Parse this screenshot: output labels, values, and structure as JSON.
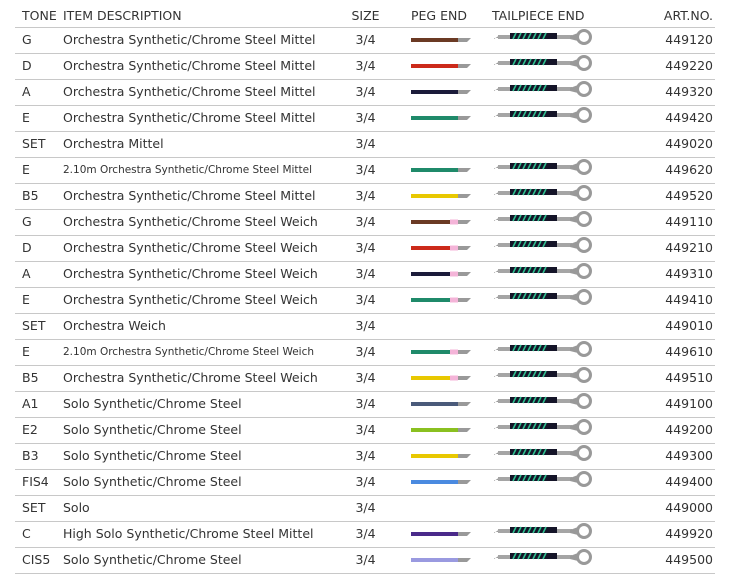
{
  "header": {
    "tone": "TONE",
    "description": "ITEM DESCRIPTION",
    "size": "SIZE",
    "peg_end": "PEG END",
    "tailpiece_end": "TAILPIECE END",
    "art_no": "ART.NO."
  },
  "rows": [
    {
      "tone": "G",
      "description": "Orchestra Synthetic/Chrome Steel Mittel",
      "size": "3/4",
      "peg_color": "#6b3a24",
      "pink": false,
      "tail": true,
      "art_no": "449120"
    },
    {
      "tone": "D",
      "description": "Orchestra Synthetic/Chrome Steel Mittel",
      "size": "3/4",
      "peg_color": "#cc2a1a",
      "pink": false,
      "tail": true,
      "art_no": "449220"
    },
    {
      "tone": "A",
      "description": "Orchestra Synthetic/Chrome Steel Mittel",
      "size": "3/4",
      "peg_color": "#1b1b3a",
      "pink": false,
      "tail": true,
      "art_no": "449320"
    },
    {
      "tone": "E",
      "description": "Orchestra Synthetic/Chrome Steel Mittel",
      "size": "3/4",
      "peg_color": "#1f8a6a",
      "pink": false,
      "tail": true,
      "art_no": "449420"
    },
    {
      "tone": "SET",
      "description": "Orchestra Mittel",
      "size": "3/4",
      "peg_color": null,
      "pink": false,
      "tail": false,
      "art_no": "449020"
    },
    {
      "tone": "E",
      "description": "2.10m Orchestra Synthetic/Chrome Steel Mittel",
      "size": "3/4",
      "peg_color": "#1f8a6a",
      "pink": false,
      "tail": true,
      "art_no": "449620",
      "small": true
    },
    {
      "tone": "B5",
      "description": "Orchestra Synthetic/Chrome Steel Mittel",
      "size": "3/4",
      "peg_color": "#e8c800",
      "pink": false,
      "tail": true,
      "art_no": "449520"
    },
    {
      "tone": "G",
      "description": "Orchestra Synthetic/Chrome Steel Weich",
      "size": "3/4",
      "peg_color": "#6b3a24",
      "pink": true,
      "tail": true,
      "art_no": "449110"
    },
    {
      "tone": "D",
      "description": "Orchestra Synthetic/Chrome Steel Weich",
      "size": "3/4",
      "peg_color": "#cc2a1a",
      "pink": true,
      "tail": true,
      "art_no": "449210"
    },
    {
      "tone": "A",
      "description": "Orchestra Synthetic/Chrome Steel Weich",
      "size": "3/4",
      "peg_color": "#1b1b3a",
      "pink": true,
      "tail": true,
      "art_no": "449310"
    },
    {
      "tone": "E",
      "description": "Orchestra Synthetic/Chrome Steel Weich",
      "size": "3/4",
      "peg_color": "#1f8a6a",
      "pink": true,
      "tail": true,
      "art_no": "449410"
    },
    {
      "tone": "SET",
      "description": "Orchestra Weich",
      "size": "3/4",
      "peg_color": null,
      "pink": false,
      "tail": false,
      "art_no": "449010"
    },
    {
      "tone": "E",
      "description": "2.10m Orchestra Synthetic/Chrome Steel Weich",
      "size": "3/4",
      "peg_color": "#1f8a6a",
      "pink": true,
      "tail": true,
      "art_no": "449610",
      "small": true
    },
    {
      "tone": "B5",
      "description": "Orchestra Synthetic/Chrome Steel Weich",
      "size": "3/4",
      "peg_color": "#e8c800",
      "pink": true,
      "tail": true,
      "art_no": "449510"
    },
    {
      "tone": "A1",
      "description": "Solo Synthetic/Chrome Steel",
      "size": "3/4",
      "peg_color": "#4a5a7a",
      "pink": false,
      "tail": true,
      "art_no": "449100"
    },
    {
      "tone": "E2",
      "description": "Solo Synthetic/Chrome Steel",
      "size": "3/4",
      "peg_color": "#8ac020",
      "pink": false,
      "tail": true,
      "art_no": "449200"
    },
    {
      "tone": "B3",
      "description": "Solo Synthetic/Chrome Steel",
      "size": "3/4",
      "peg_color": "#e8c800",
      "pink": false,
      "tail": true,
      "art_no": "449300"
    },
    {
      "tone": "FIS4",
      "description": "Solo Synthetic/Chrome Steel",
      "size": "3/4",
      "peg_color": "#4a8ae0",
      "pink": false,
      "tail": true,
      "art_no": "449400"
    },
    {
      "tone": "SET",
      "description": "Solo",
      "size": "3/4",
      "peg_color": null,
      "pink": false,
      "tail": false,
      "art_no": "449000"
    },
    {
      "tone": "C",
      "description": "High Solo Synthetic/Chrome Steel Mittel",
      "size": "3/4",
      "peg_color": "#4a2a8a",
      "pink": false,
      "tail": true,
      "art_no": "449920"
    },
    {
      "tone": "CIS5",
      "description": "Solo Synthetic/Chrome Steel",
      "size": "3/4",
      "peg_color": "#9a9ae0",
      "pink": false,
      "tail": true,
      "art_no": "449500"
    }
  ]
}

• _EXERCISE DETAILS_: Copy the entries exactly. Leave out the images.

• _RESULT BELOW_:
Parse this screenshot: output labels, values, and structure as JSON.
{
  "header": {
    "tone": "TONE",
    "description": "ITEM DESCRIPTION",
    "size": "SIZE",
    "peg_end": "PEG END",
    "tailpiece_end": "TAILPIECE END",
    "art_no": "ART.NO."
  },
  "rows": [
    {
      "tone": "G",
      "description": "Orchestra Synthetic/Chrome Steel Mittel",
      "size": "3/4",
      "peg_color": "#6b3a24",
      "pink": false,
      "tail": true,
      "art_no": "449120"
    },
    {
      "tone": "D",
      "description": "Orchestra Synthetic/Chrome Steel Mittel",
      "size": "3/4",
      "peg_color": "#cc2a1a",
      "pink": false,
      "tail": true,
      "art_no": "449220"
    },
    {
      "tone": "A",
      "description": "Orchestra Synthetic/Chrome Steel Mittel",
      "size": "3/4",
      "peg_color": "#1b1b3a",
      "pink": false,
      "tail": true,
      "art_no": "449320"
    },
    {
      "tone": "E",
      "description": "Orchestra Synthetic/Chrome Steel Mittel",
      "size": "3/4",
      "peg_color": "#1f8a6a",
      "pink": false,
      "tail": true,
      "art_no": "449420"
    },
    {
      "tone": "SET",
      "description": "Orchestra Mittel",
      "size": "3/4",
      "peg_color": null,
      "pink": false,
      "tail": false,
      "art_no": "449020"
    },
    {
      "tone": "E",
      "description": "2.10m Orchestra Synthetic/Chrome Steel Mittel",
      "size": "3/4",
      "peg_color": "#1f8a6a",
      "pink": false,
      "tail": true,
      "art_no": "449620",
      "small": true
    },
    {
      "tone": "B5",
      "description": "Orchestra Synthetic/Chrome Steel Mittel",
      "size": "3/4",
      "peg_color": "#e8c800",
      "pink": false,
      "tail": true,
      "art_no": "449520"
    },
    {
      "tone": "G",
      "description": "Orchestra Synthetic/Chrome Steel Weich",
      "size": "3/4",
      "peg_color": "#6b3a24",
      "pink": true,
      "tail": true,
      "art_no": "449110"
    },
    {
      "tone": "D",
      "description": "Orchestra Synthetic/Chrome Steel Weich",
      "size": "3/4",
      "peg_color": "#cc2a1a",
      "pink": true,
      "tail": true,
      "art_no": "449210"
    },
    {
      "tone": "A",
      "description": "Orchestra Synthetic/Chrome Steel Weich",
      "size": "3/4",
      "peg_color": "#1b1b3a",
      "pink": true,
      "tail": true,
      "art_no": "449310"
    },
    {
      "tone": "E",
      "description": "Orchestra Synthetic/Chrome Steel Weich",
      "size": "3/4",
      "peg_color": "#1f8a6a",
      "pink": true,
      "tail": true,
      "art_no": "449410"
    },
    {
      "tone": "SET",
      "description": "Orchestra Weich",
      "size": "3/4",
      "peg_color": null,
      "pink": false,
      "tail": false,
      "art_no": "449010"
    },
    {
      "tone": "E",
      "description": "2.10m Orchestra Synthetic/Chrome Steel Weich",
      "size": "3/4",
      "peg_color": "#1f8a6a",
      "pink": true,
      "tail": true,
      "art_no": "449610",
      "small": true
    },
    {
      "tone": "B5",
      "description": "Orchestra Synthetic/Chrome Steel Weich",
      "size": "3/4",
      "peg_color": "#e8c800",
      "pink": true,
      "tail": true,
      "art_no": "449510"
    },
    {
      "tone": "A1",
      "description": "Solo Synthetic/Chrome Steel",
      "size": "3/4",
      "peg_color": "#4a5a7a",
      "pink": false,
      "tail": true,
      "art_no": "449100"
    },
    {
      "tone": "E2",
      "description": "Solo Synthetic/Chrome Steel",
      "size": "3/4",
      "peg_color": "#8ac020",
      "pink": false,
      "tail": true,
      "art_no": "449200"
    },
    {
      "tone": "B3",
      "description": "Solo Synthetic/Chrome Steel",
      "size": "3/4",
      "peg_color": "#e8c800",
      "pink": false,
      "tail": true,
      "art_no": "449300"
    },
    {
      "tone": "FIS4",
      "description": "Solo Synthetic/Chrome Steel",
      "size": "3/4",
      "peg_color": "#4a8ae0",
      "pink": false,
      "tail": true,
      "art_no": "449400"
    },
    {
      "tone": "SET",
      "description": "Solo",
      "size": "3/4",
      "peg_color": null,
      "pink": false,
      "tail": false,
      "art_no": "449000"
    },
    {
      "tone": "C",
      "description": "High Solo Synthetic/Chrome Steel Mittel",
      "size": "3/4",
      "peg_color": "#4a2a8a",
      "pink": false,
      "tail": true,
      "art_no": "449920"
    },
    {
      "tone": "CIS5",
      "description": "Solo Synthetic/Chrome Steel",
      "size": "3/4",
      "peg_color": "#9a9ae0",
      "pink": false,
      "tail": true,
      "art_no": "449500"
    }
  ]
}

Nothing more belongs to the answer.